* [TASK TO COMPLETE]:
State the number of lines that hold the string "method", with nothing added.

* [PROVIDED ENTRIES]:
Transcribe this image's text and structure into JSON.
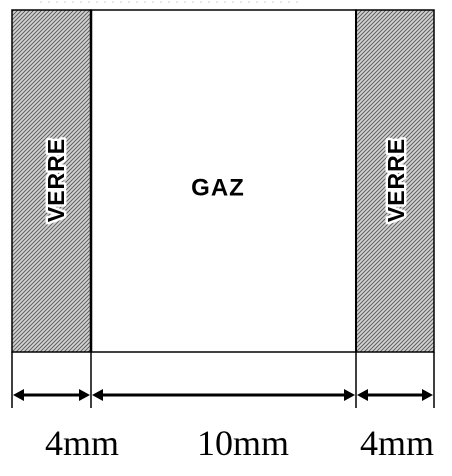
{
  "layers": {
    "left_glass": {
      "label": "VERRE"
    },
    "gas": {
      "label": "GAZ"
    },
    "right_glass": {
      "label": "VERRE"
    }
  },
  "dimensions": {
    "left_glass": "4mm",
    "gas": "10mm",
    "right_glass": "4mm"
  }
}
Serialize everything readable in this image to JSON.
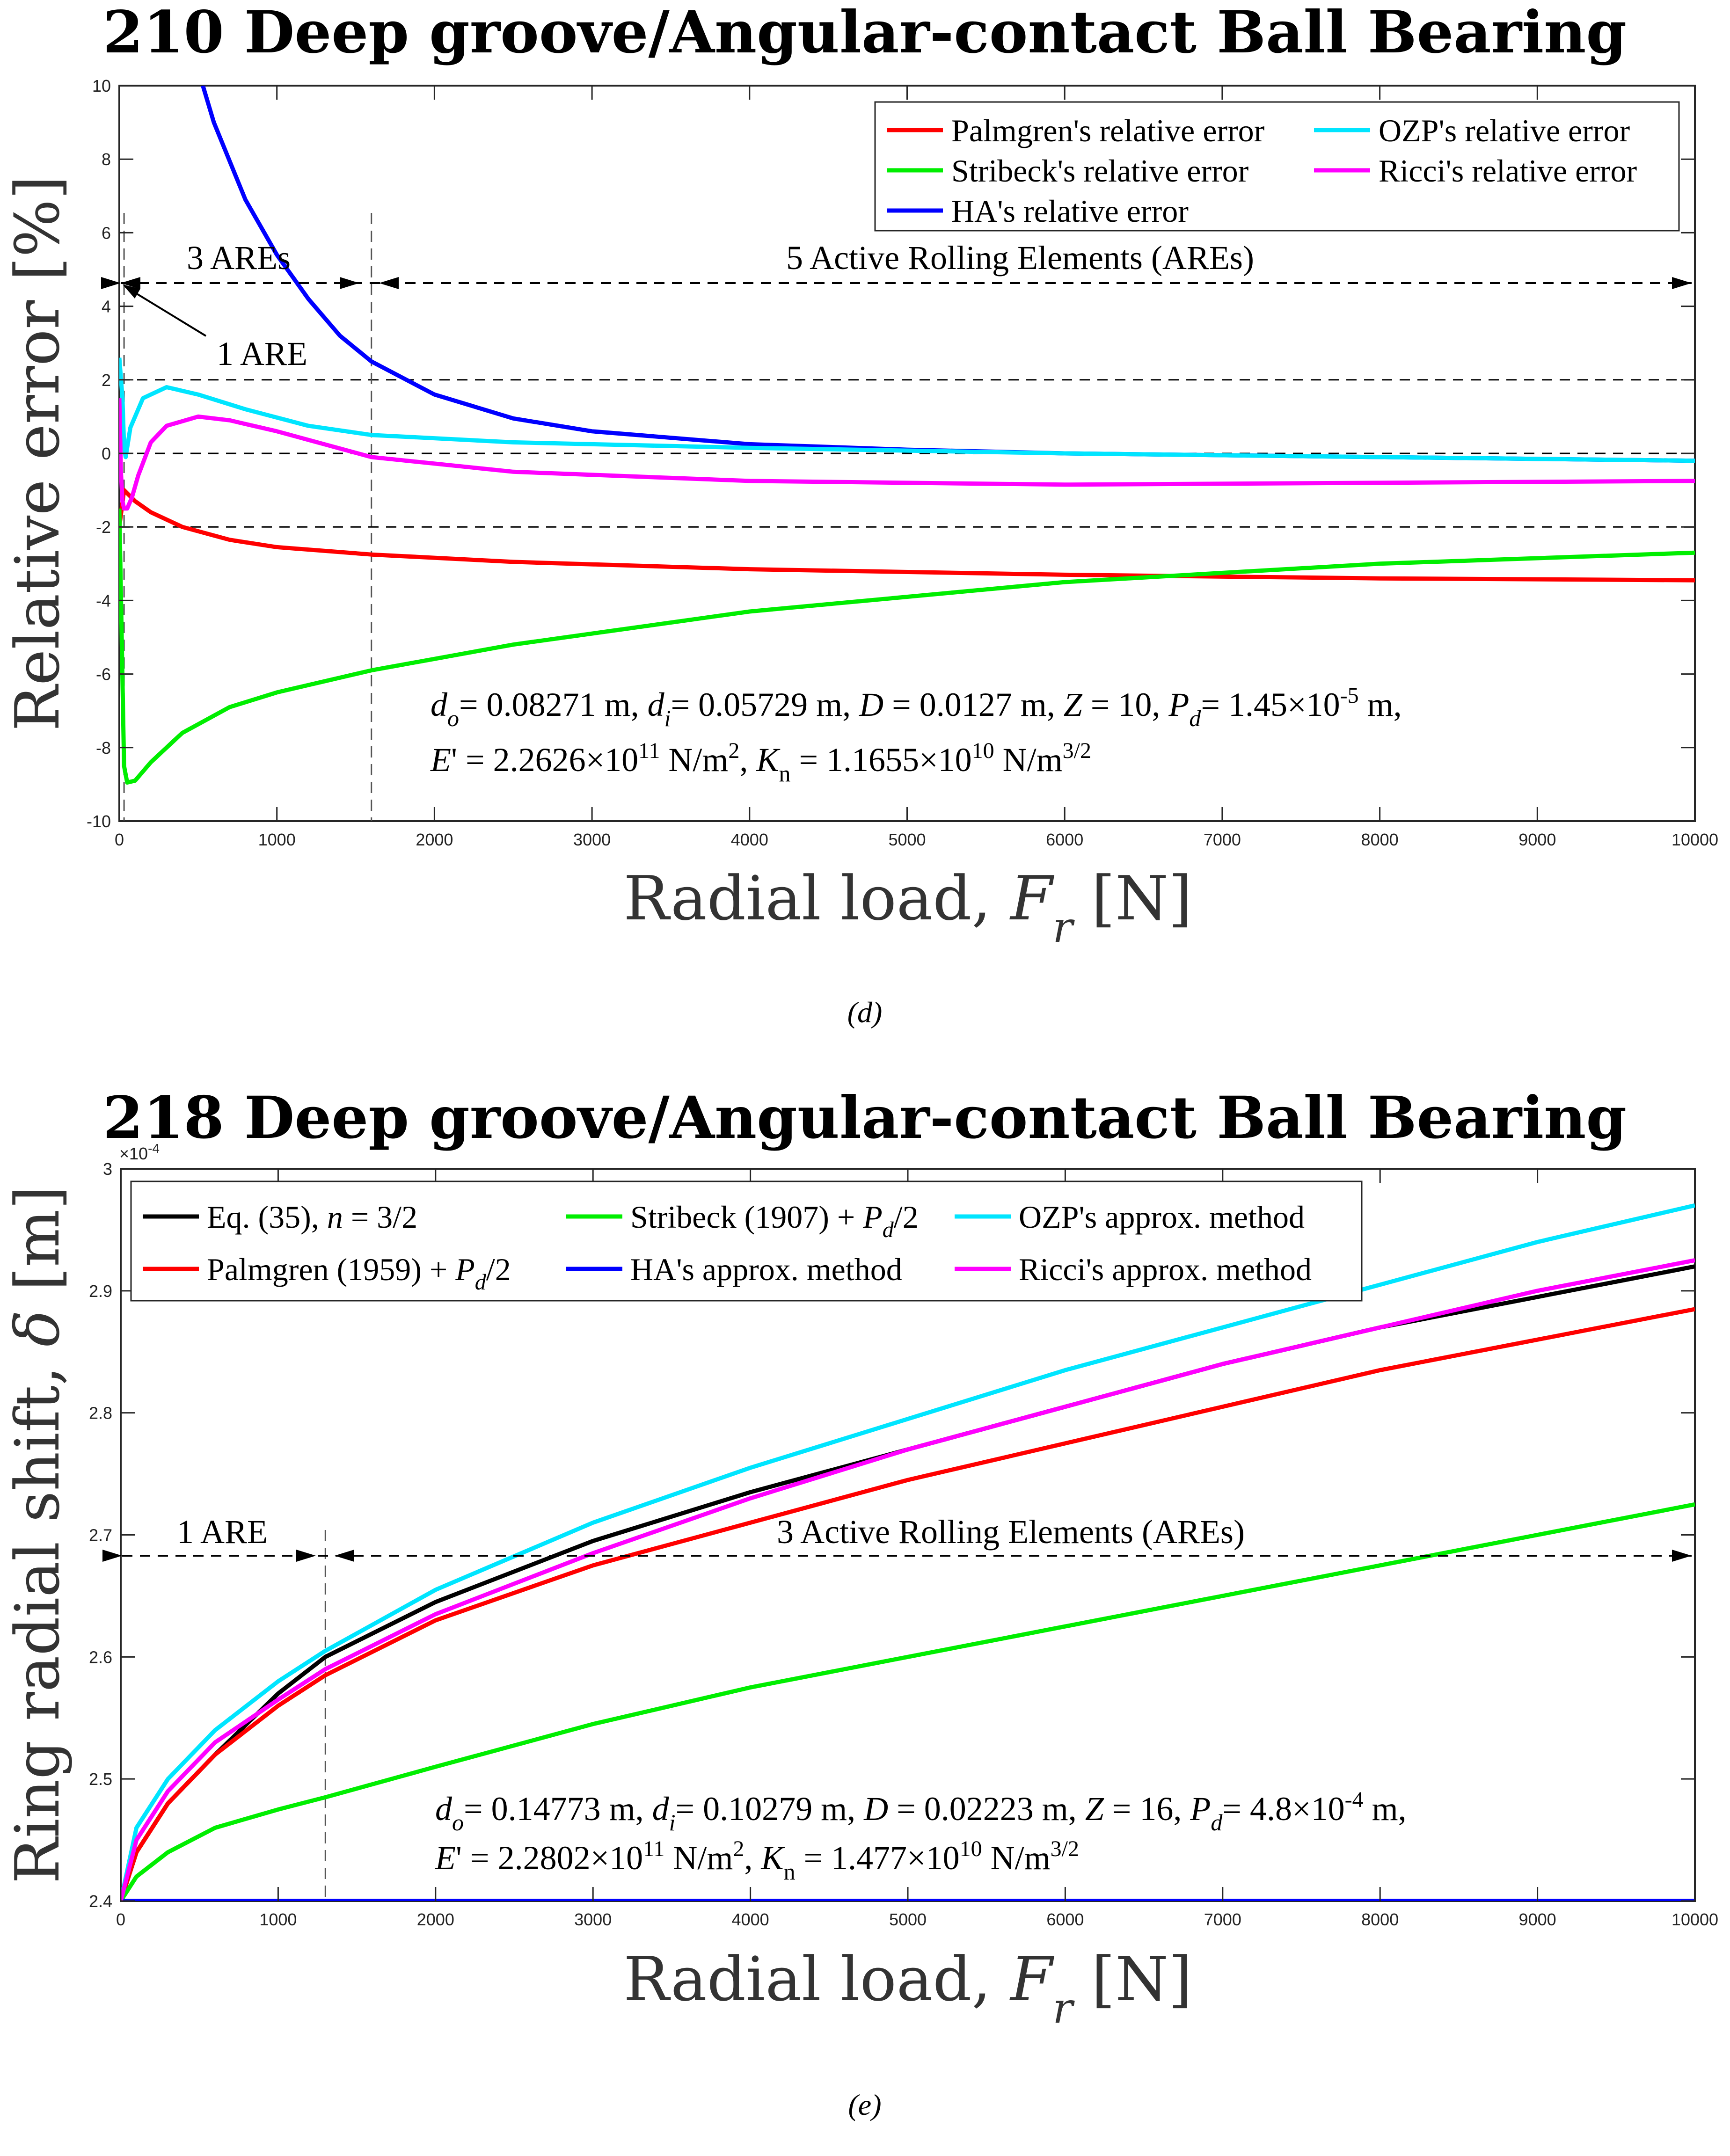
{
  "chart_data": [
    {
      "type": "line",
      "title": "210 Deep groove/Angular-contact Ball Bearing",
      "xlabel": "Radial load, F_r [N]",
      "xlabel_parts": {
        "pre": "Radial load, ",
        "var": "F",
        "sub": "r",
        "post": "[N]"
      },
      "ylabel": "Relative error [%]",
      "xlim": [
        0,
        10000
      ],
      "ylim": [
        -10,
        10
      ],
      "xticks": [
        "0",
        "1000",
        "2000",
        "3000",
        "4000",
        "5000",
        "6000",
        "7000",
        "8000",
        "9000",
        "10000"
      ],
      "xtick_values": [
        0,
        1000,
        2000,
        3000,
        4000,
        5000,
        6000,
        7000,
        8000,
        9000,
        10000
      ],
      "yticks": [
        "-10",
        "-8",
        "-6",
        "-4",
        "-2",
        "0",
        "2",
        "4",
        "6",
        "8",
        "10"
      ],
      "ytick_values": [
        -10,
        -8,
        -6,
        -4,
        -2,
        0,
        2,
        4,
        6,
        8,
        10
      ],
      "reference_lines": [
        2,
        0,
        -2
      ],
      "vlines": [
        30,
        1600
      ],
      "caption": "(d)",
      "regions": [
        {
          "label": "1 ARE",
          "note": "arrow pointing to left boundary"
        },
        {
          "label": "3 AREs",
          "x_range": [
            30,
            1600
          ]
        },
        {
          "label": "5 Active Rolling Elements (AREs)",
          "x_range": [
            1600,
            10000
          ]
        }
      ],
      "params_line1": {
        "do": "= 0.08271 m,",
        "di": "= 0.05729 m,",
        "D": "= 0.0127 m,",
        "Z": "= 10,",
        "Pd": "= 1.45×10",
        "Pd_exp": "-5",
        "Pd_unit": " m,"
      },
      "params_line2": {
        "E": "' = 2.2626×10",
        "E_exp": "11",
        "E_unit": " N/m",
        "E_unit_exp": "2",
        "Kn": " = 1.1655×10",
        "Kn_exp": "10",
        "Kn_unit": " N/m",
        "Kn_unit_exp": "3/2"
      },
      "legend": [
        "Palmgren's relative error",
        "OZP's relative error",
        "Stribeck's relative error",
        "Ricci's relative error",
        "HA's relative error"
      ],
      "series": [
        {
          "name": "Palmgren's relative error",
          "color": "#ff0000",
          "x": [
            0,
            30,
            100,
            200,
            400,
            700,
            1000,
            1600,
            2500,
            4000,
            6000,
            8000,
            10000
          ],
          "y": [
            -2,
            -1.0,
            -1.3,
            -1.6,
            -2.0,
            -2.35,
            -2.55,
            -2.75,
            -2.95,
            -3.15,
            -3.3,
            -3.4,
            -3.45
          ]
        },
        {
          "name": "Stribeck's relative error",
          "color": "#00ee00",
          "x": [
            0,
            15,
            30,
            50,
            100,
            200,
            400,
            700,
            1000,
            1600,
            2500,
            4000,
            6000,
            8000,
            10000
          ],
          "y": [
            -1.5,
            -5,
            -8.5,
            -8.95,
            -8.9,
            -8.4,
            -7.6,
            -6.9,
            -6.5,
            -5.9,
            -5.2,
            -4.3,
            -3.5,
            -3.0,
            -2.7
          ]
        },
        {
          "name": "HA's relative error",
          "color": "#0000ff",
          "x": [
            530,
            600,
            800,
            1000,
            1200,
            1400,
            1600,
            2000,
            2500,
            3000,
            4000,
            5000,
            6000,
            7000,
            8000,
            10000
          ],
          "y": [
            10,
            9.0,
            6.9,
            5.4,
            4.2,
            3.2,
            2.5,
            1.6,
            0.95,
            0.6,
            0.25,
            0.1,
            0,
            -0.05,
            -0.1,
            -0.2
          ]
        },
        {
          "name": "OZP's relative error",
          "color": "#00e5ff",
          "x": [
            0,
            20,
            30,
            40,
            70,
            150,
            300,
            500,
            800,
            1200,
            1600,
            2500,
            4000,
            6000,
            8000,
            10000
          ],
          "y": [
            2.6,
            1.5,
            0.2,
            -0.1,
            0.7,
            1.5,
            1.8,
            1.6,
            1.2,
            0.75,
            0.5,
            0.3,
            0.15,
            0,
            -0.1,
            -0.2
          ]
        },
        {
          "name": "Ricci's relative error",
          "color": "#ff00ff",
          "x": [
            0,
            10,
            20,
            30,
            50,
            80,
            120,
            200,
            300,
            500,
            700,
            1000,
            1600,
            2500,
            4000,
            6000,
            8000,
            10000
          ],
          "y": [
            1.5,
            -0.5,
            -1.3,
            -1.5,
            -1.5,
            -1.2,
            -0.6,
            0.3,
            0.75,
            1.0,
            0.9,
            0.6,
            -0.1,
            -0.5,
            -0.75,
            -0.85,
            -0.8,
            -0.75
          ]
        }
      ]
    },
    {
      "type": "line",
      "title": "218 Deep groove/Angular-contact Ball Bearing",
      "xlabel": "Radial load, F_r [N]",
      "xlabel_parts": {
        "pre": "Radial load, ",
        "var": "F",
        "sub": "r",
        "post": "[N]"
      },
      "ylabel": "Ring radial shift, δ [m]",
      "ylabel_parts": {
        "pre": "Ring radial shift, ",
        "var": "δ",
        "post": " [m]"
      },
      "yscale_label": "×10",
      "yscale_exp": "-4",
      "xlim": [
        0,
        10000
      ],
      "ylim": [
        2.4,
        3.0
      ],
      "xticks": [
        "0",
        "1000",
        "2000",
        "3000",
        "4000",
        "5000",
        "6000",
        "7000",
        "8000",
        "9000",
        "10000"
      ],
      "xtick_values": [
        0,
        1000,
        2000,
        3000,
        4000,
        5000,
        6000,
        7000,
        8000,
        9000,
        10000
      ],
      "yticks": [
        "2.4",
        "2.5",
        "2.6",
        "2.7",
        "2.8",
        "2.9",
        "3"
      ],
      "ytick_values": [
        2.4,
        2.5,
        2.6,
        2.7,
        2.8,
        2.9,
        3.0
      ],
      "vlines": [
        1300
      ],
      "caption": "(e)",
      "regions": [
        {
          "label": "1 ARE",
          "x_range": [
            0,
            1300
          ]
        },
        {
          "label": "3 Active Rolling Elements (AREs)",
          "x_range": [
            1300,
            10000
          ]
        }
      ],
      "params_line1": {
        "do": "= 0.14773 m,",
        "di": "= 0.10279 m,",
        "D": "= 0.02223 m,",
        "Z": "= 16,",
        "Pd": "= 4.8×10",
        "Pd_exp": "-4",
        "Pd_unit": " m,"
      },
      "params_line2": {
        "E": "' = 2.2802×10",
        "E_exp": "11",
        "E_unit": " N/m",
        "E_unit_exp": "2",
        "Kn": " = 1.477×10",
        "Kn_exp": "10",
        "Kn_unit": " N/m",
        "Kn_unit_exp": "3/2"
      },
      "legend": [
        "Eq. (35), n = 3/2",
        "Stribeck (1907) + P_d/2",
        "OZP's approx. method",
        "Palmgren (1959) + P_d/2",
        "HA's approx. method",
        "Ricci's approx. method"
      ],
      "series": [
        {
          "name": "Eq. (35), n = 3/2",
          "color": "#000000",
          "x": [
            0,
            100,
            300,
            600,
            1000,
            1300,
            2000,
            3000,
            4000,
            5000,
            6000,
            7000,
            8000,
            9000,
            10000
          ],
          "y": [
            2.4,
            2.44,
            2.48,
            2.52,
            2.57,
            2.6,
            2.645,
            2.695,
            2.735,
            2.77,
            2.805,
            2.84,
            2.87,
            2.895,
            2.92
          ]
        },
        {
          "name": "Palmgren (1959) + P_d/2",
          "color": "#ff0000",
          "x": [
            0,
            100,
            300,
            600,
            1000,
            1300,
            2000,
            3000,
            4000,
            5000,
            6000,
            7000,
            8000,
            9000,
            10000
          ],
          "y": [
            2.4,
            2.44,
            2.48,
            2.52,
            2.56,
            2.585,
            2.63,
            2.675,
            2.71,
            2.745,
            2.775,
            2.805,
            2.835,
            2.86,
            2.885
          ]
        },
        {
          "name": "Stribeck (1907) + P_d/2",
          "color": "#00ee00",
          "x": [
            0,
            100,
            300,
            600,
            1000,
            1300,
            2000,
            3000,
            4000,
            5000,
            6000,
            7000,
            8000,
            9000,
            10000
          ],
          "y": [
            2.4,
            2.42,
            2.44,
            2.46,
            2.475,
            2.485,
            2.51,
            2.545,
            2.575,
            2.6,
            2.625,
            2.65,
            2.675,
            2.7,
            2.725
          ]
        },
        {
          "name": "OZP's approx. method",
          "color": "#00e5ff",
          "x": [
            0,
            100,
            300,
            600,
            1000,
            1300,
            2000,
            3000,
            4000,
            5000,
            6000,
            7000,
            8000,
            9000,
            10000
          ],
          "y": [
            2.4,
            2.46,
            2.5,
            2.54,
            2.58,
            2.605,
            2.655,
            2.71,
            2.755,
            2.795,
            2.835,
            2.87,
            2.905,
            2.94,
            2.97
          ]
        },
        {
          "name": "HA's approx. method",
          "color": "#0000ff",
          "x": [
            0,
            10000
          ],
          "y": [
            2.4,
            2.4
          ]
        },
        {
          "name": "Ricci's approx. method",
          "color": "#ff00ff",
          "x": [
            0,
            100,
            300,
            600,
            1000,
            1300,
            2000,
            3000,
            4000,
            5000,
            6000,
            7000,
            8000,
            9000,
            10000
          ],
          "y": [
            2.4,
            2.45,
            2.49,
            2.53,
            2.565,
            2.59,
            2.635,
            2.685,
            2.73,
            2.77,
            2.805,
            2.84,
            2.87,
            2.9,
            2.925
          ]
        }
      ]
    }
  ]
}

* [CORRECT OUTPUT]:
6